» Exercise requirements
Retype the listing that follows, exactly as written.

» Given entries
--

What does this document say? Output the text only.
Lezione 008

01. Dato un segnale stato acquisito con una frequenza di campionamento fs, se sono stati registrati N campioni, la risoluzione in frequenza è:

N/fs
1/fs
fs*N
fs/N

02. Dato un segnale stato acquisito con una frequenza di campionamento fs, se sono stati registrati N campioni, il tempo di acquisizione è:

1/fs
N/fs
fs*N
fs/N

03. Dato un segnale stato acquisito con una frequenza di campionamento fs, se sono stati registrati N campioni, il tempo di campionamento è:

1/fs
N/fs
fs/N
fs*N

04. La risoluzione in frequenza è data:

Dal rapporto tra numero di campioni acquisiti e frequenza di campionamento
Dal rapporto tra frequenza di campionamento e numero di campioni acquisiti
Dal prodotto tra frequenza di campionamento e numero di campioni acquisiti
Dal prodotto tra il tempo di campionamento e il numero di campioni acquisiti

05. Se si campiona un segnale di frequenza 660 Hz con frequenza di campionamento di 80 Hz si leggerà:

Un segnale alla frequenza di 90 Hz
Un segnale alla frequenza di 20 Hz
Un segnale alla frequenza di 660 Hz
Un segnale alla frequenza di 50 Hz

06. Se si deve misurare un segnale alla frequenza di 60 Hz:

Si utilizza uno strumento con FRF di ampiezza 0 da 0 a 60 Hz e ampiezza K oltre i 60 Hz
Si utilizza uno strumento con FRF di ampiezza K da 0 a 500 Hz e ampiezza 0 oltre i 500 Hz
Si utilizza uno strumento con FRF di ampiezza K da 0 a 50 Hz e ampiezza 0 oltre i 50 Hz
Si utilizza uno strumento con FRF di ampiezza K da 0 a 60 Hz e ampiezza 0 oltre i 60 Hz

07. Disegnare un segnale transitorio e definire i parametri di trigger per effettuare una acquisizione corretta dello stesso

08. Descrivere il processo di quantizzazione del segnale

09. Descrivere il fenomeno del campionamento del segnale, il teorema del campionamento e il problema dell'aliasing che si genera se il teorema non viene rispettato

--

» Result
What does this document say? Output the text only.
Lezione 008

01. Dato un segnale stato acquisito con una frequenza di campionamento fs, se sono stati registrati N campioni, la risoluzione in frequenza è:

N/fs
1/fs
fs*N
fs/N

02. Dato un segnale stato acquisito con una frequenza di campionamento fs, se sono stati registrati N campioni, il tempo di acquisizione è:

1/fs
N/fs
fs*N
fs/N

03. Dato un segnale stato acquisito con una frequenza di campionamento fs, se sono stati registrati N campioni, il tempo di campionamento è:

1/fs
N/fs
fs/N
fs*N

04. La risoluzione in frequenza è data:

Dal rapporto tra numero di campioni acquisiti e frequenza di campionamento
Dal rapporto tra frequenza di campionamento e numero di campioni acquisiti
Dal prodotto tra frequenza di campionamento e numero di campioni acquisiti
Dal prodotto tra il tempo di campionamento e il numero di campioni acquisiti

05. Se si campiona un segnale di frequenza 660 Hz con frequenza di campionamento di 80 Hz si leggerà:

Un segnale alla frequenza di 90 Hz
Un segnale alla frequenza di 20 Hz
Un segnale alla frequenza di 660 Hz
Un segnale alla frequenza di 50 Hz

06. Se si deve misurare un segnale alla frequenza di 60 Hz:

Si utilizza uno strumento con FRF di ampiezza 0 da 0 a 60 Hz e ampiezza K oltre i 60 Hz
Si utilizza uno strumento con FRF di ampiezza K da 0 a 500 Hz e ampiezza 0 oltre i 500 Hz
Si utilizza uno strumento con FRF di ampiezza K da 0 a 50 Hz e ampiezza 0 oltre i 50 Hz
Si utilizza uno strumento con FRF di ampiezza K da 0 a 60 Hz e ampiezza 0 oltre i 60 Hz

07. Disegnare un segnale transitorio e definire i parametri di trigger per effettuare una acquisizione corretta dello stesso

08. Descrivere il processo di quantizzazione del segnale

09. Descrivere il fenomeno del campionamento del segnale, il teorema del campionamento e il problema dell'aliasing che si genera se il teorema non viene rispettato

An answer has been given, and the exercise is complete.